DESCRIPTION OF THE TASK:
Find every line with the word "сохранения". Copy those lines.

DATA ROWS:
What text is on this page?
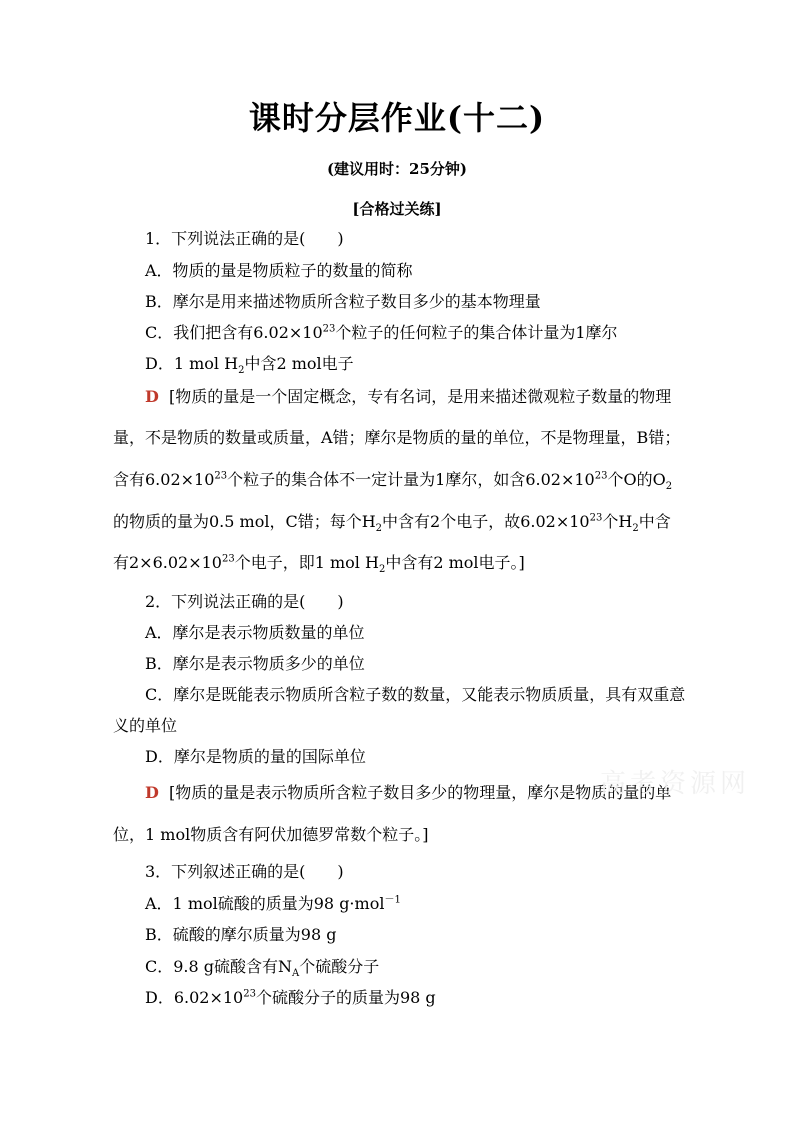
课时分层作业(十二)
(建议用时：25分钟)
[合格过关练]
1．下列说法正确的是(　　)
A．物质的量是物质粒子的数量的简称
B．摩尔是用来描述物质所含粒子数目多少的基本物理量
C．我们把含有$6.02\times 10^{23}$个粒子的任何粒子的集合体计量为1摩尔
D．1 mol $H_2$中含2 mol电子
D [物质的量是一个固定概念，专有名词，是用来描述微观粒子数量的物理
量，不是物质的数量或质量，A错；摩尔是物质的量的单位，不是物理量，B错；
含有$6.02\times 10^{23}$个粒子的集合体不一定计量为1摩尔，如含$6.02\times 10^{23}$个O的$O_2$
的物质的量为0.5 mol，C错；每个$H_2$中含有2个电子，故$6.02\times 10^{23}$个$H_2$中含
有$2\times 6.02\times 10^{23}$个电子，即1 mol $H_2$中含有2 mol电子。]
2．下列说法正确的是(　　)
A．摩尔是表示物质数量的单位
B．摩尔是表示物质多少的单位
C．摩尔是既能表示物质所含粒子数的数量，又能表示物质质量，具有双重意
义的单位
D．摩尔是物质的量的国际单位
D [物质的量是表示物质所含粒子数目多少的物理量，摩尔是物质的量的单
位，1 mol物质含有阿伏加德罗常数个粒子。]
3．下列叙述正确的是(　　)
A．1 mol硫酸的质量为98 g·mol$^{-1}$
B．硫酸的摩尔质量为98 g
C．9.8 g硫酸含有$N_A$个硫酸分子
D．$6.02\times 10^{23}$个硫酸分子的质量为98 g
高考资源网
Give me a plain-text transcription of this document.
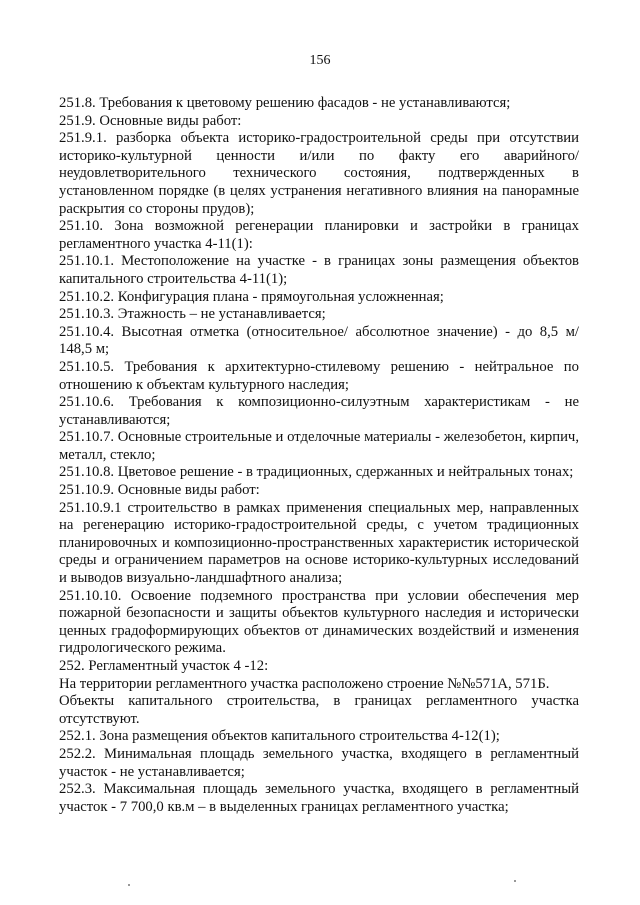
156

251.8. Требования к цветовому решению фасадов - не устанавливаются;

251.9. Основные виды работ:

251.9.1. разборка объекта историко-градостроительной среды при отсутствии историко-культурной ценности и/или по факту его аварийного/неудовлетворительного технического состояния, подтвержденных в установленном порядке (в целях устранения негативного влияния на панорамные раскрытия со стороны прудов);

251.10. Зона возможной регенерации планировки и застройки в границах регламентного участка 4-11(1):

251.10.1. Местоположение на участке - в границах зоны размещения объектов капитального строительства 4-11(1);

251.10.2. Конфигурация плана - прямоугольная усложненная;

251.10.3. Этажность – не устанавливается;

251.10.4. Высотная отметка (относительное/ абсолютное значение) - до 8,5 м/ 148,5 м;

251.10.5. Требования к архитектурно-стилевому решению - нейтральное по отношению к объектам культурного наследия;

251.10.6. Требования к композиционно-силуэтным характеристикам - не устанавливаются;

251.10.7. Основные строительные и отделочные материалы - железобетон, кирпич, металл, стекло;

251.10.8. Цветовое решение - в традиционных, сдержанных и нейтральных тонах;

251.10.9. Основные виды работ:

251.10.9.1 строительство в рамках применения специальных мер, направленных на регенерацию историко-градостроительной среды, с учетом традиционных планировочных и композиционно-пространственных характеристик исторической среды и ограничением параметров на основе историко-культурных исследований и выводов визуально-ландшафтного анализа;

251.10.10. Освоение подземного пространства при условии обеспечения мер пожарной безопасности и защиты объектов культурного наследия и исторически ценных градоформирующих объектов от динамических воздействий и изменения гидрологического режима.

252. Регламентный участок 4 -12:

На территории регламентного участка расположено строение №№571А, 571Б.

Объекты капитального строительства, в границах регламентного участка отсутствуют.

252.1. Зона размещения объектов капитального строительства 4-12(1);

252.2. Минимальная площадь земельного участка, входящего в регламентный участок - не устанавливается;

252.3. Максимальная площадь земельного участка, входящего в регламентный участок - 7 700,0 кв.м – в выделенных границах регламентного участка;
...
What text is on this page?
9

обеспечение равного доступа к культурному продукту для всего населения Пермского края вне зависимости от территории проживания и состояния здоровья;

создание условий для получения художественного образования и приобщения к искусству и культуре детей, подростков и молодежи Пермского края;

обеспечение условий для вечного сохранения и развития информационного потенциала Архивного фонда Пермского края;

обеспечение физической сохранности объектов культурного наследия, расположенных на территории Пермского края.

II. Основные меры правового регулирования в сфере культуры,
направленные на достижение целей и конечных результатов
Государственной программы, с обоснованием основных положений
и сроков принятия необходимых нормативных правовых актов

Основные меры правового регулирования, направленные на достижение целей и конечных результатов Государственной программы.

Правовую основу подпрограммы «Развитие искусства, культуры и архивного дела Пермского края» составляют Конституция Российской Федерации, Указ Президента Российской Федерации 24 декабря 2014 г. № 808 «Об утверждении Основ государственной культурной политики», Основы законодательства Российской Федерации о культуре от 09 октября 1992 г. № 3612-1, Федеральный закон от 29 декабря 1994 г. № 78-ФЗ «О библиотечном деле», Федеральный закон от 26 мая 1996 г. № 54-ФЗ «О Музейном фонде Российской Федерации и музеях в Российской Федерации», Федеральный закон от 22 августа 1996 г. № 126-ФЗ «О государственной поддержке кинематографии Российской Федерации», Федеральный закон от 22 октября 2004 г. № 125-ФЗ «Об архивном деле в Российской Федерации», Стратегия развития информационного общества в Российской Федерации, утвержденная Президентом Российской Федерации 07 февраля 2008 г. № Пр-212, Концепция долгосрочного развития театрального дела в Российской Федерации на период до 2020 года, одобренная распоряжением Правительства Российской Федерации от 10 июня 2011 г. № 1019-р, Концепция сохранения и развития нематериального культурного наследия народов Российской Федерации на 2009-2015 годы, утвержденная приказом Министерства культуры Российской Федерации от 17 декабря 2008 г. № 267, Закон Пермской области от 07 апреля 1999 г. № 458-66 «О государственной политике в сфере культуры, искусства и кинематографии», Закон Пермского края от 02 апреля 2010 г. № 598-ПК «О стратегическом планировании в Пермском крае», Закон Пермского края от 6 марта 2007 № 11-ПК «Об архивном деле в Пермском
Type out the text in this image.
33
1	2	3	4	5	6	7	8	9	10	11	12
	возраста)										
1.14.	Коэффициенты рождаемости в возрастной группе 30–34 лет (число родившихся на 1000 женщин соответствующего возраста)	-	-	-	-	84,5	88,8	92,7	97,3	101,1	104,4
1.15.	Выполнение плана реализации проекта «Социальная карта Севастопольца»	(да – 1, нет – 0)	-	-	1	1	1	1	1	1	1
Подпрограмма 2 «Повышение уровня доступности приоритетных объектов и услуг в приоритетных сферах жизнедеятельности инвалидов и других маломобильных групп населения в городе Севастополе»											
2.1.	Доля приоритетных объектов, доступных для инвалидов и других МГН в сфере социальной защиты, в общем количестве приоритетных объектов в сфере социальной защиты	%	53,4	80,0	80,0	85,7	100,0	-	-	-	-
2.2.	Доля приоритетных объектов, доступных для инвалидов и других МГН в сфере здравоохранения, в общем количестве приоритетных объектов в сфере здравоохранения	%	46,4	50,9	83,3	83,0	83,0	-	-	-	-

OUTPUT:
обеспечение условий для вечного сохранения и развития информационного потенциала Архивного фонда Пермского края;
Правовую основу подпрограммы «Развитие искусства, культуры и архивного дела Пермского края» составляют Конституция Российской Федерации, Указ Президента Российской Федерации 24 декабря 2014 г. № 808 «Об утверждении Основ государственной культурной политики», Основы законодательства Российской Федерации о культуре от 09 октября 1992 г. № 3612-1, Федеральный закон от 29 декабря 1994 г. № 78-ФЗ «О библиотечном деле», Федеральный закон от 26 мая 1996 г. № 54-ФЗ «О Музейном фонде Российской Федерации и музеях в Российской Федерации», Федеральный закон от 22 августа 1996 г. № 126-ФЗ «О государственной поддержке кинематографии Российской Федерации», Федеральный закон от 22 октября 2004 г. № 125-ФЗ «Об архивном деле в Российской Федерации», Стратегия развития информационного общества в Российской Федерации, утвержденная Президентом Российской Федерации 07 февраля 2008 г. № Пр-212, Концепция долгосрочного развития театрального дела в Российской Федерации на период до 2020 года, одобренная распоряжением Правительства Российской Федерации от 10 июня 2011 г. № 1019-р, Концепция сохранения и развития нематериального культурного наследия народов Российской Федерации на 2009-2015 годы, утвержденная приказом Министерства культуры Российской Федерации от 17 декабря 2008 г. № 267, Закон Пермской области от 07 апреля 1999 г. № 458-66 «О государственной политике в сфере культуры, искусства и кинематографии», Закон Пермского края от 02 апреля 2010 г. № 598-ПК «О стратегическом планировании в Пермском крае», Закон Пермского края от 6 марта 2007 № 11-ПК «Об архивном деле в Пермском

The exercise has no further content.